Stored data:

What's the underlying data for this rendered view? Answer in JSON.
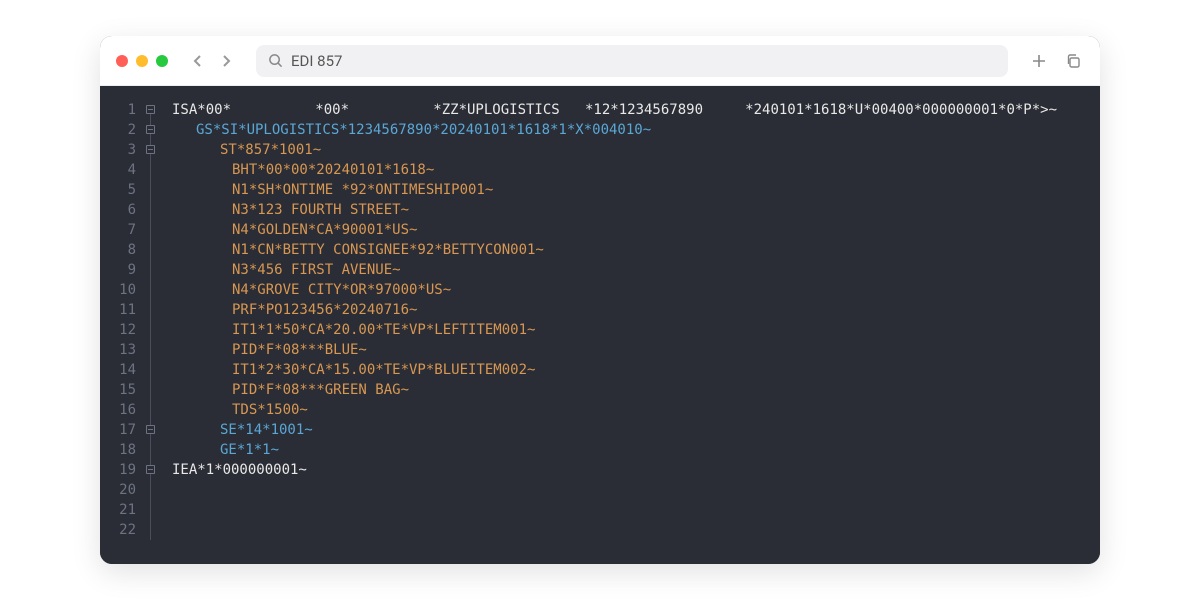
{
  "search": {
    "value": "EDI 857"
  },
  "code": {
    "lines": [
      {
        "n": 1,
        "indent": 0,
        "color": "white",
        "text": "ISA*00*          *00*          *ZZ*UPLOGISTICS   *12*1234567890     *240101*1618*U*00400*000000001*0*P*>~",
        "fold": true
      },
      {
        "n": 2,
        "indent": 1,
        "color": "blue",
        "text": "GS*SI*UPLOGISTICS*1234567890*20240101*1618*1*X*004010~",
        "fold": true
      },
      {
        "n": 3,
        "indent": 2,
        "color": "orange",
        "text": "ST*857*1001~",
        "fold": true
      },
      {
        "n": 4,
        "indent": 3,
        "color": "orange",
        "text": "BHT*00*00*20240101*1618~"
      },
      {
        "n": 5,
        "indent": 3,
        "color": "orange",
        "text": "N1*SH*ONTIME *92*ONTIMESHIP001~"
      },
      {
        "n": 6,
        "indent": 3,
        "color": "orange",
        "text": "N3*123 FOURTH STREET~"
      },
      {
        "n": 7,
        "indent": 3,
        "color": "orange",
        "text": "N4*GOLDEN*CA*90001*US~"
      },
      {
        "n": 8,
        "indent": 3,
        "color": "orange",
        "text": "N1*CN*BETTY CONSIGNEE*92*BETTYCON001~"
      },
      {
        "n": 9,
        "indent": 3,
        "color": "orange",
        "text": "N3*456 FIRST AVENUE~"
      },
      {
        "n": 10,
        "indent": 3,
        "color": "orange",
        "text": "N4*GROVE CITY*OR*97000*US~"
      },
      {
        "n": 11,
        "indent": 3,
        "color": "orange",
        "text": "PRF*PO123456*20240716~"
      },
      {
        "n": 12,
        "indent": 3,
        "color": "orange",
        "text": "IT1*1*50*CA*20.00*TE*VP*LEFTITEM001~"
      },
      {
        "n": 13,
        "indent": 3,
        "color": "orange",
        "text": "PID*F*08***BLUE~"
      },
      {
        "n": 14,
        "indent": 3,
        "color": "orange",
        "text": "IT1*2*30*CA*15.00*TE*VP*BLUEITEM002~"
      },
      {
        "n": 15,
        "indent": 3,
        "color": "orange",
        "text": "PID*F*08***GREEN BAG~"
      },
      {
        "n": 16,
        "indent": 3,
        "color": "orange",
        "text": "TDS*1500~"
      },
      {
        "n": 17,
        "indent": 2,
        "color": "blue",
        "text": "SE*14*1001~",
        "fold": true
      },
      {
        "n": 18,
        "indent": 2,
        "color": "blue",
        "text": "GE*1*1~"
      },
      {
        "n": 19,
        "indent": 0,
        "color": "white",
        "text": "IEA*1*000000001~",
        "fold": true
      },
      {
        "n": 20,
        "indent": 0,
        "color": "white",
        "text": ""
      },
      {
        "n": 21,
        "indent": 0,
        "color": "white",
        "text": ""
      },
      {
        "n": 22,
        "indent": 0,
        "color": "white",
        "text": ""
      }
    ]
  }
}
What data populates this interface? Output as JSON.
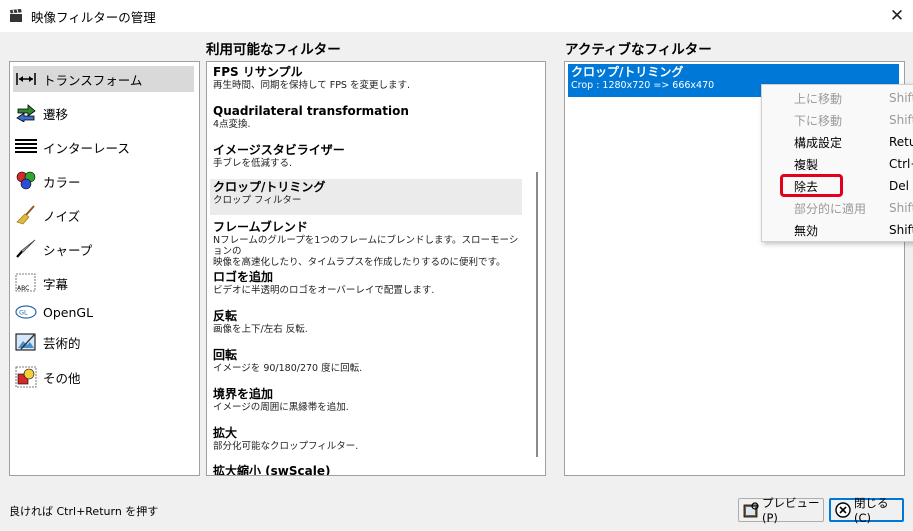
{
  "window": {
    "title": "映像フィルターの管理",
    "app_icon": "clapperboard-icon"
  },
  "headings": {
    "available": "利用可能なフィルター",
    "active": "アクティブなフィルター"
  },
  "categories": [
    {
      "label": "トランスフォーム",
      "icon": "transform-arrows-icon",
      "selected": true
    },
    {
      "label": "遷移",
      "icon": "transition-arrows-icon"
    },
    {
      "label": "インターレース",
      "icon": "interlace-lines-icon"
    },
    {
      "label": "カラー",
      "icon": "color-circles-icon"
    },
    {
      "label": "ノイズ",
      "icon": "broom-icon"
    },
    {
      "label": "シャープ",
      "icon": "knife-icon"
    },
    {
      "label": "字幕",
      "icon": "subtitle-icon"
    },
    {
      "label": "OpenGL",
      "icon": "opengl-logo-icon"
    },
    {
      "label": "芸術的",
      "icon": "painting-icon"
    },
    {
      "label": "その他",
      "icon": "misc-icon"
    }
  ],
  "filters": [
    {
      "name": "FPS リサンプル",
      "desc": "再生時間、同期を保持して FPS を変更します."
    },
    {
      "name": "Quadrilateral transformation",
      "desc": "4点変換."
    },
    {
      "name": "イメージスタビライザー",
      "desc": "手ブレを低減する."
    },
    {
      "name": "クロップ/トリミング",
      "desc": "クロップ フィルター",
      "selected": true
    },
    {
      "name": "フレームブレンド",
      "desc": "Nフレームのグループを1つのフレームにブレンドします。スローモーションの",
      "desc2": "映像を高速化したり、タイムラプスを作成したりするのに便利です。"
    },
    {
      "name": "ロゴを追加",
      "desc": "ビデオに半透明のロゴをオーバーレイで配置します."
    },
    {
      "name": "反転",
      "desc": "画像を上下/左右 反転."
    },
    {
      "name": "回転",
      "desc": "イメージを 90/180/270 度に回転."
    },
    {
      "name": "境界を追加",
      "desc": "イメージの周囲に黒縁帯を追加."
    },
    {
      "name": "拡大",
      "desc": "部分化可能なクロップフィルター."
    },
    {
      "name": "拡大縮小 (swScale)",
      "desc": ""
    }
  ],
  "active_filters": [
    {
      "name": "クロップ/トリミング",
      "desc": "Crop : 1280x720 => 666x470"
    }
  ],
  "context_menu": [
    {
      "label": "上に移動",
      "shortcut": "Shift",
      "disabled": true
    },
    {
      "label": "下に移動",
      "shortcut": "Shift",
      "disabled": true
    },
    {
      "label": "構成設定",
      "shortcut": "Retu"
    },
    {
      "label": "複製",
      "shortcut": "Ctrl+"
    },
    {
      "label": "除去",
      "shortcut": "Del",
      "highlighted": true
    },
    {
      "label": "部分的に適用",
      "shortcut": "Shift",
      "disabled": true
    },
    {
      "label": "無効",
      "shortcut": "Shift"
    }
  ],
  "status": {
    "hint": "良ければ Ctrl+Return を押す"
  },
  "buttons": {
    "preview": "プレビュー(P)",
    "close": "閉じる(C)"
  },
  "colors": {
    "selection": "#0078d7",
    "highlight_box": "#e3001b"
  }
}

- **Requirements**:
Give the number of lines containing the word "What". No other answer is needed.

- **Solution**:
2